--- BEGIN Records supplied ---

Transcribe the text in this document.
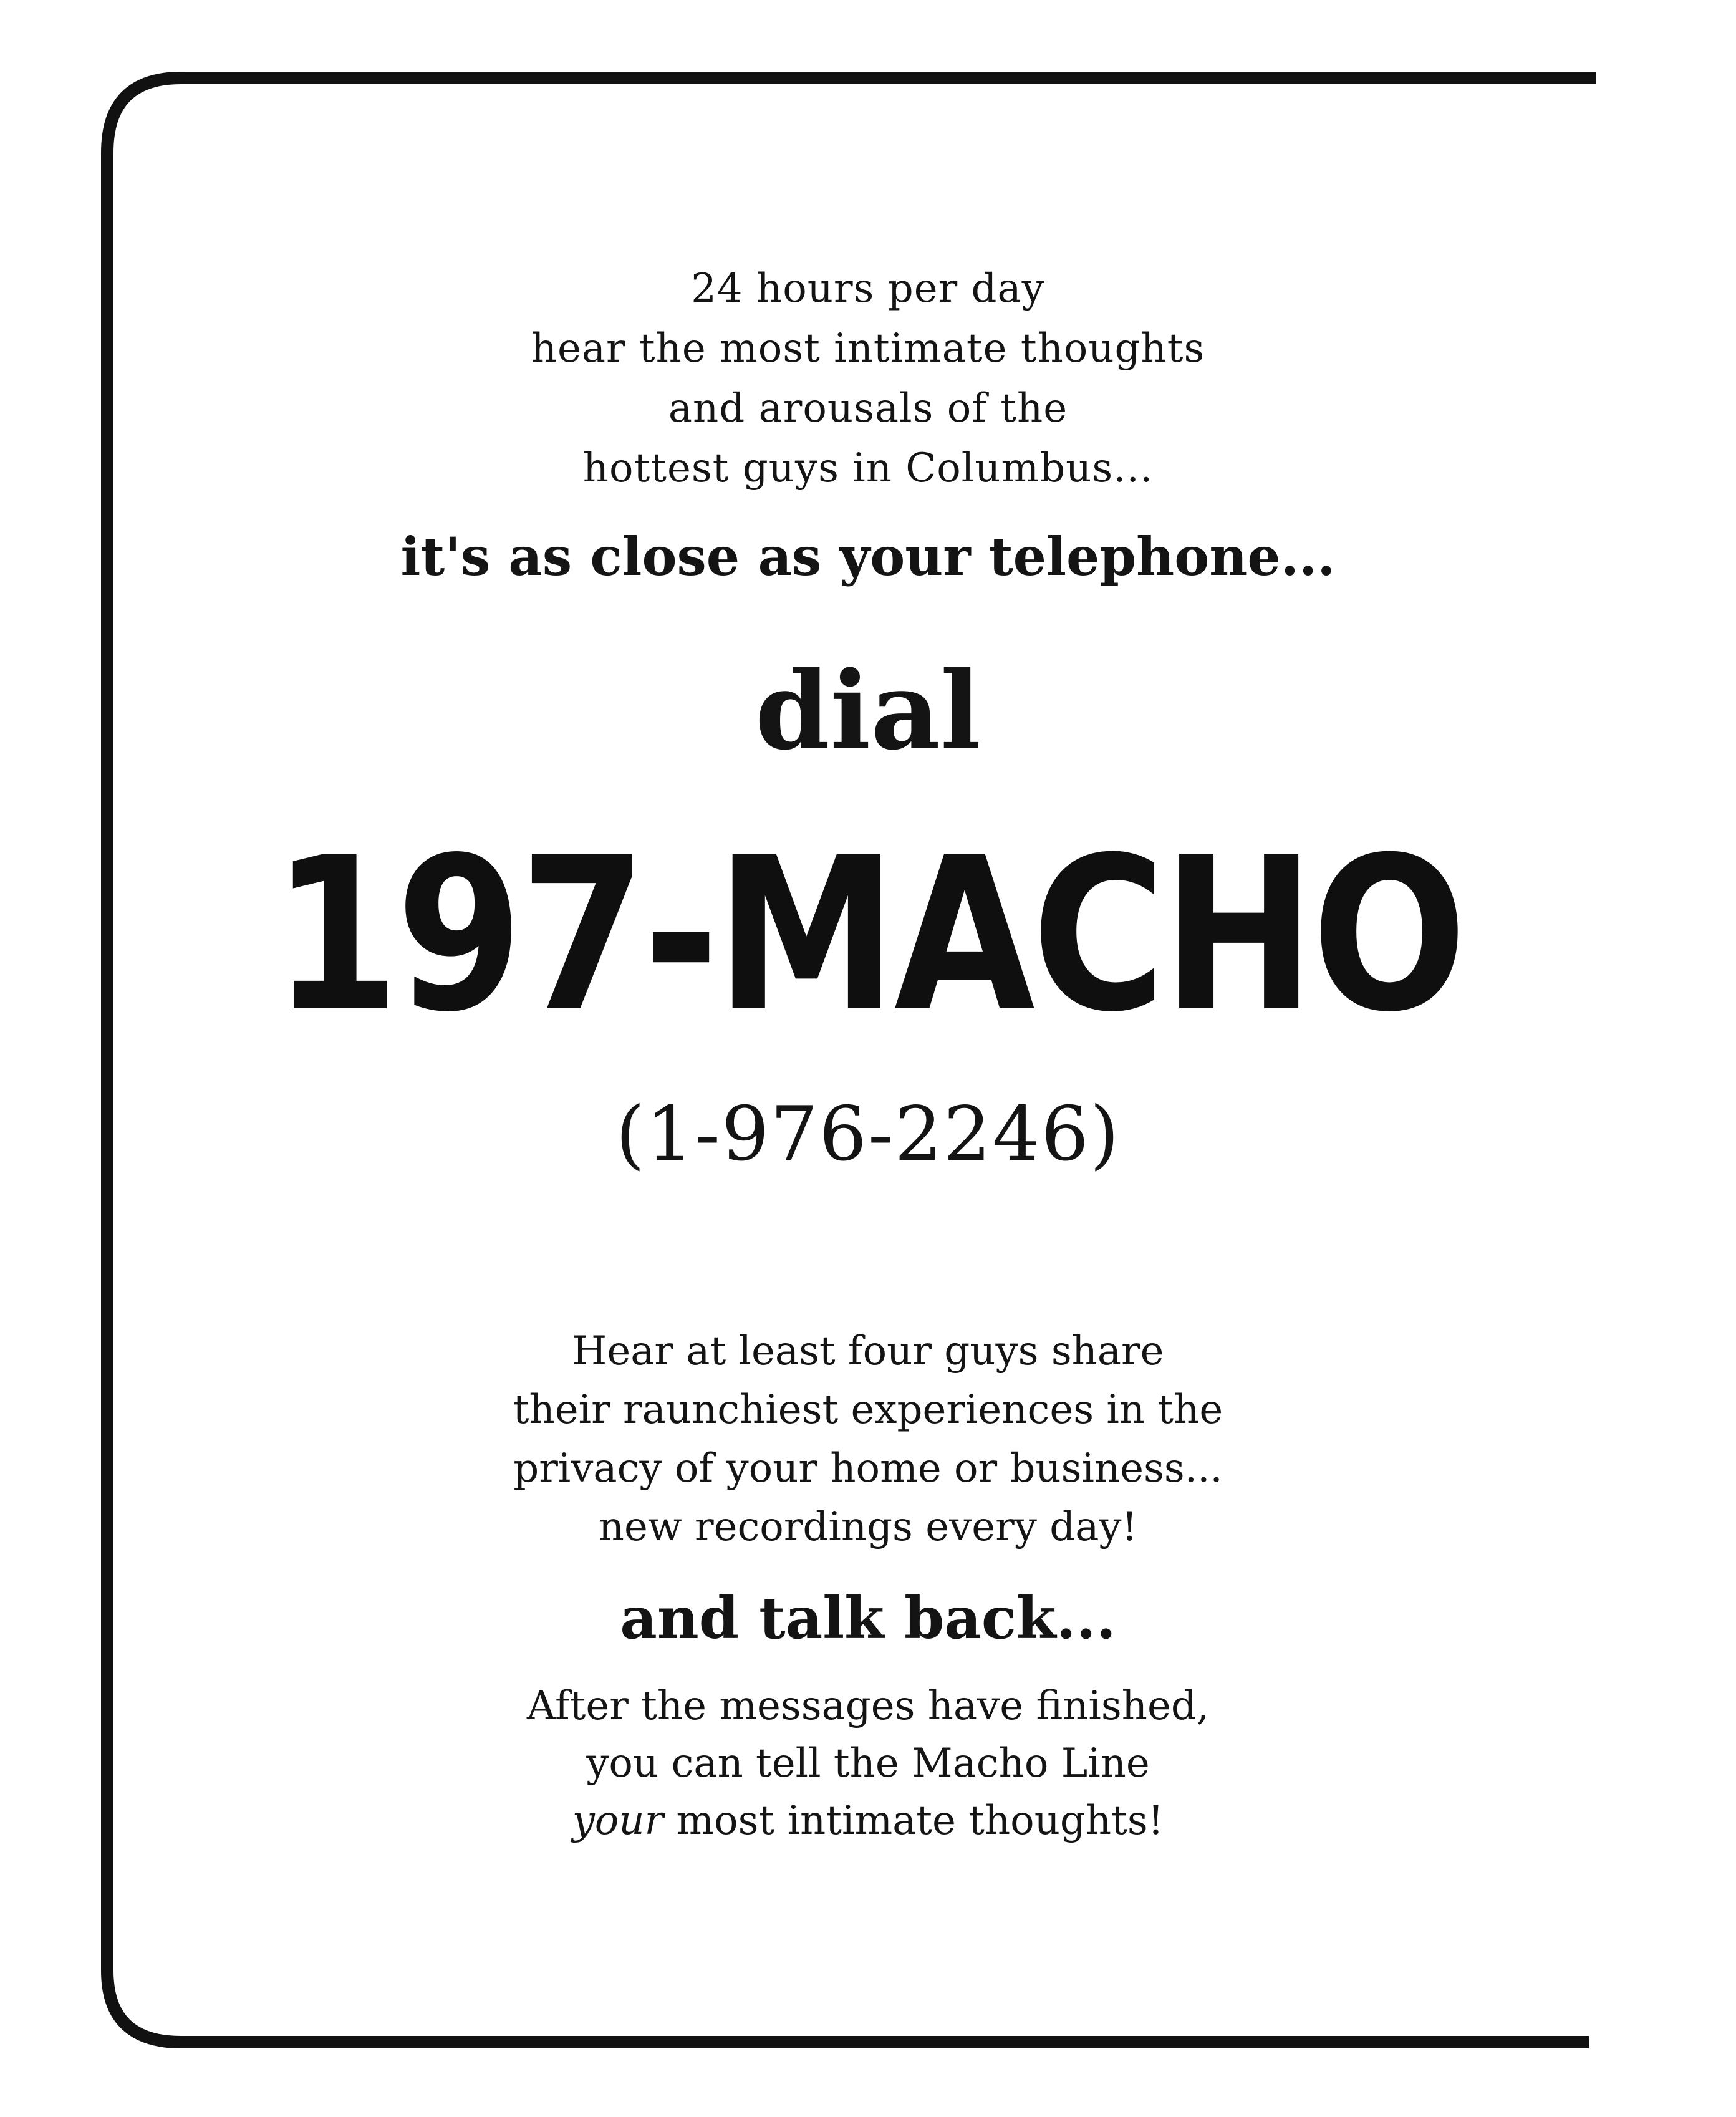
24 hours per day
hear the most intimate thoughts
and arousals of the
hottest guys in Columbus...
it's as close as your telephone...
dial
197-MACHO
(1-976-2246)
Hear at least four guys share
their raunchiest experiences in the
privacy of your home or business...
new recordings every day!
and talk back...
After the messages have finished,
you can tell the Macho Line
your most intimate thoughts!
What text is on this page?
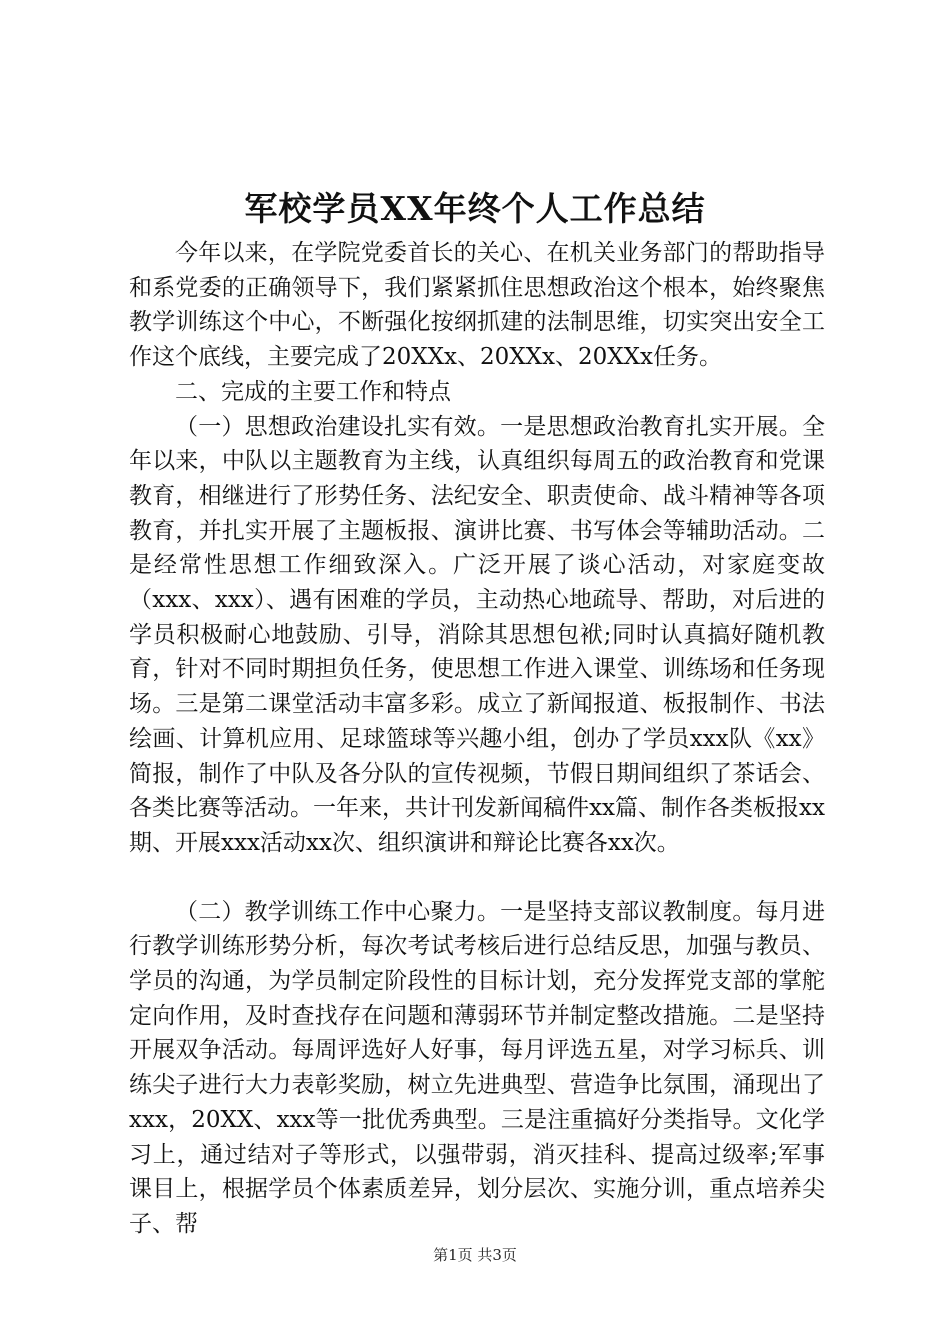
军校学员XX年终个人工作总结

今年以来，在学院党委首长的关心、在机关业务部门的帮助指导和系党委的正确领导下，我们紧紧抓住思想政治这个根本，始终聚焦教学训练这个中心，不断强化按纲抓建的法制思维，切实突出安全工作这个底线，主要完成了20XXx、20XXx、20XXx任务。

二、完成的主要工作和特点

（一）思想政治建设扎实有效。一是思想政治教育扎实开展。全年以来，中队以主题教育为主线，认真组织每周五的政治教育和党课教育，相继进行了形势任务、法纪安全、职责使命、战斗精神等各项教育，并扎实开展了主题板报、演讲比赛、书写体会等辅助活动。二是经常性思想工作细致深入。广泛开展了谈心活动，对家庭变故（xxx、xxx）、遇有困难的学员，主动热心地疏导、帮助，对后进的学员积极耐心地鼓励、引导，消除其思想包袱;同时认真搞好随机教育，针对不同时期担负任务，使思想工作进入课堂、训练场和任务现场。三是第二课堂活动丰富多彩。成立了新闻报道、板报制作、书法绘画、计算机应用、足球篮球等兴趣小组，创办了学员xxx队《xx》简报，制作了中队及各分队的宣传视频，节假日期间组织了茶话会、各类比赛等活动。一年来，共计刊发新闻稿件xx篇、制作各类板报xx期、开展xxx活动xx次、组织演讲和辩论比赛各xx次。

（二）教学训练工作中心聚力。一是坚持支部议教制度。每月进行教学训练形势分析，每次考试考核后进行总结反思，加强与教员、学员的沟通，为学员制定阶段性的目标计划，充分发挥党支部的掌舵定向作用，及时查找存在问题和薄弱环节并制定整改措施。二是坚持开展双争活动。每周评选好人好事，每月评选五星，对学习标兵、训练尖子进行大力表彰奖励，树立先进典型、营造争比氛围，涌现出了xxx，20XX、xxx等一批优秀典型。三是注重搞好分类指导。文化学习上，通过结对子等形式，以强带弱，消灭挂科、提高过级率;军事课目上，根据学员个体素质差异，划分层次、实施分训，重点培养尖子、帮

第1页 共3页
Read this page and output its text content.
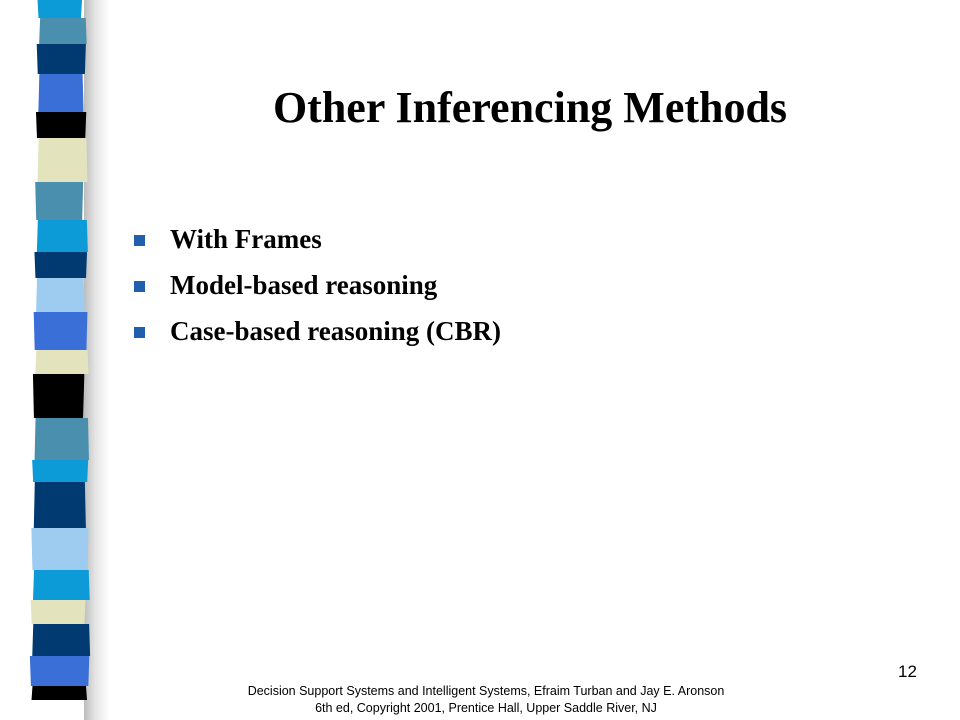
Other Inferencing Methods
With Frames
Model-based reasoning
Case-based reasoning (CBR)
12
Decision Support Systems and Intelligent Systems, Efraim Turban and Jay E. Aronson
6th ed, Copyright 2001, Prentice Hall, Upper Saddle River, NJ
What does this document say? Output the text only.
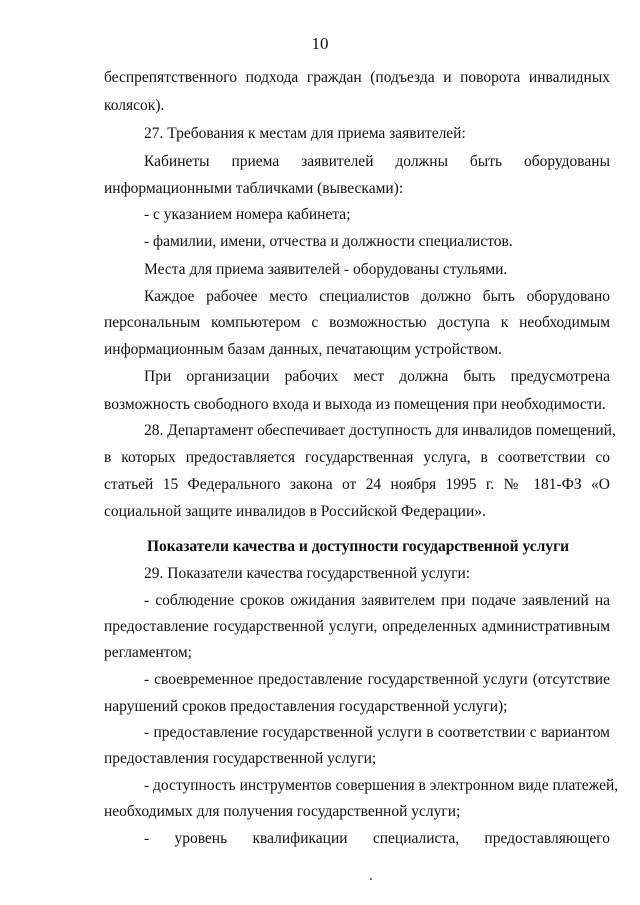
10
беспрепятственного подхода граждан (подъезда и поворота инвалидных
колясок).
27. Требования к местам для приема заявителей:
Кабинеты приема заявителей должны быть оборудованы
информационными табличками (вывесками):
- с указанием номера кабинета;
- фамилии, имени, отчества и должности специалистов.
Места для приема заявителей - оборудованы стульями.
Каждое рабочее место специалистов должно быть оборудовано
персональным компьютером с возможностью доступа к необходимым
информационным базам данных, печатающим устройством.
При организации рабочих мест должна быть предусмотрена
возможность свободного входа и выхода из помещения при необходимости.
28. Департамент обеспечивает доступность для инвалидов помещений,
в которых предоставляется государственная услуга, в соответствии со
статьей 15 Федерального закона от 24 ноября 1995 г. № 181-ФЗ «О
социальной защите инвалидов в Российской Федерации».
Показатели качества и доступности государственной услуги
29. Показатели качества государственной услуги:
- соблюдение сроков ожидания заявителем при подаче заявлений на
предоставление государственной услуги, определенных административным
регламентом;
- своевременное предоставление государственной услуги (отсутствие
нарушений сроков предоставления государственной услуги);
- предоставление государственной услуги в соответствии с вариантом
предоставления государственной услуги;
- доступность инструментов совершения в электронном виде платежей,
необходимых для получения государственной услуги;
- уровень квалификации специалиста, предоставляющего
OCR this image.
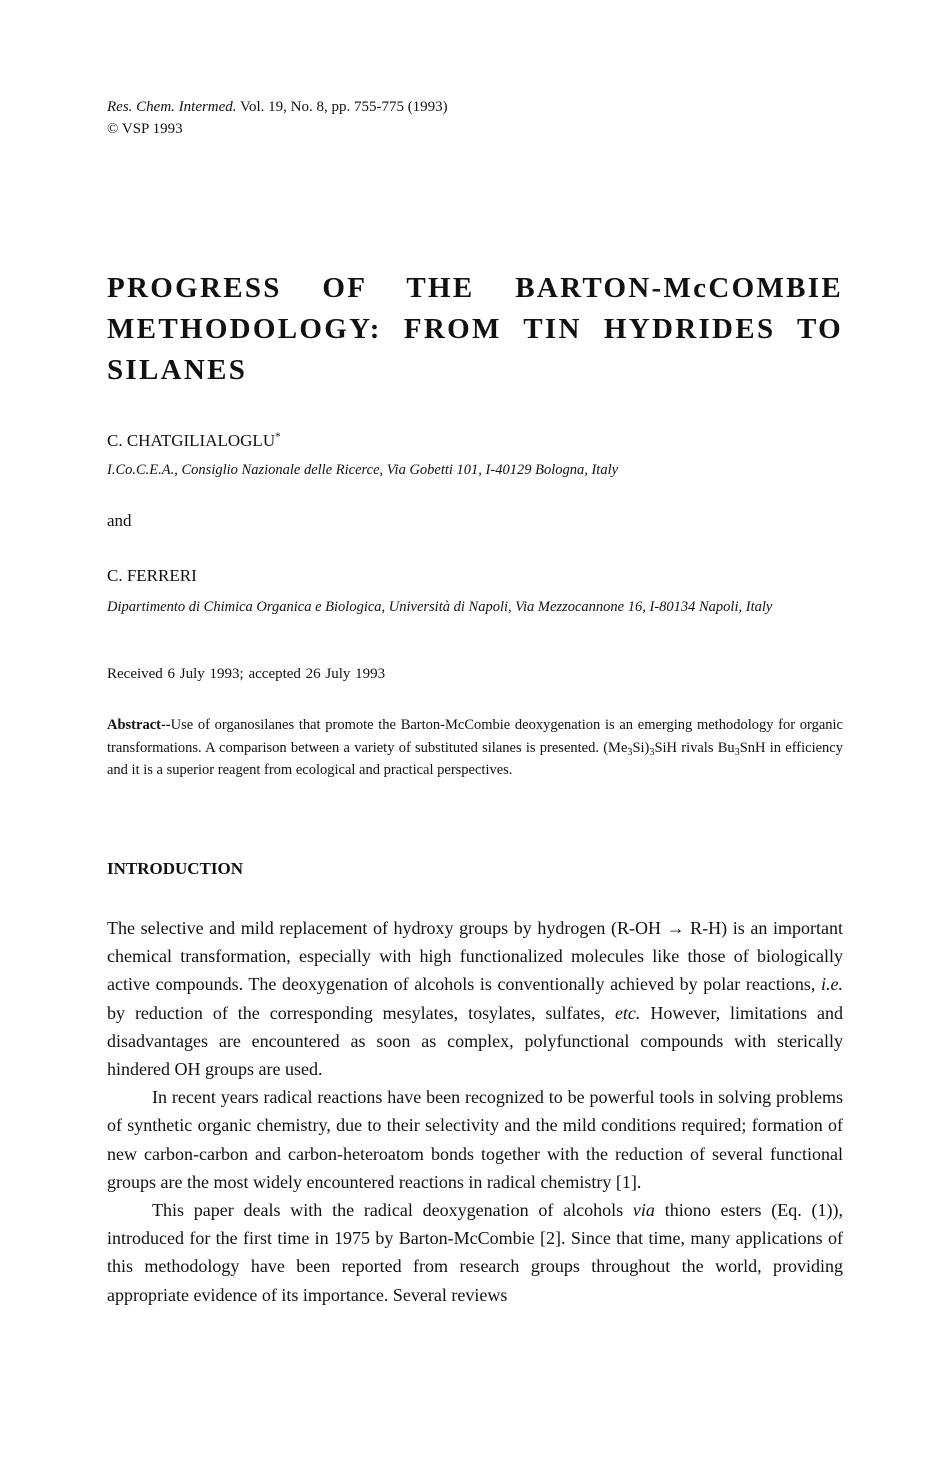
Res. Chem. Intermed. Vol. 19, No. 8, pp. 755-775 (1993)
© VSP 1993
PROGRESS OF THE BARTON-McCOMBIE METHODOLOGY: FROM TIN HYDRIDES TO SILANES
C. CHATGILIALOGLU*
I.Co.C.E.A., Consiglio Nazionale delle Ricerce, Via Gobetti 101, I-40129 Bologna, Italy
and
C. FERRERI
Dipartimento di Chimica Organica e Biologica, Università di Napoli, Via Mezzocannone 16, I-80134 Napoli, Italy
Received 6 July 1993; accepted 26 July 1993
Abstract--Use of organosilanes that promote the Barton-McCombie deoxygenation is an emerging methodology for organic transformations. A comparison between a variety of substituted silanes is presented. $(Me_3Si)_3SiH$ rivals $Bu_3SnH$ in efficiency and it is a superior reagent from ecological and practical perspectives.
INTRODUCTION

The selective and mild replacement of hydroxy groups by hydrogen (R-OH → R-H) is an important chemical transformation, especially with high functionalized molecules like those of biologically active compounds. The deoxygenation of alcohols is conventionally achieved by polar reactions, i.e. by reduction of the corresponding mesylates, tosylates, sulfates, etc. However, limitations and disadvantages are encountered as soon as complex, polyfunctional compounds with sterically hindered OH groups are used.

In recent years radical reactions have been recognized to be powerful tools in solving problems of synthetic organic chemistry, due to their selectivity and the mild conditions required; formation of new carbon-carbon and carbon-heteroatom bonds together with the reduction of several functional groups are the most widely encountered reactions in radical chemistry [1].

This paper deals with the radical deoxygenation of alcohols via thiono esters (Eq. (1)), introduced for the first time in 1975 by Barton-McCombie [2]. Since that time, many applications of this methodology have been reported from research groups throughout the world, providing appropriate evidence of its importance. Several reviews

--- END Records supplied ---

What this task involves: Copy every line in the entries above that has the string "инвалидов" in it.

Task result:
28. Департамент обеспечивает доступность для инвалидов помещений,
социальной защите инвалидов в Российской Федерации».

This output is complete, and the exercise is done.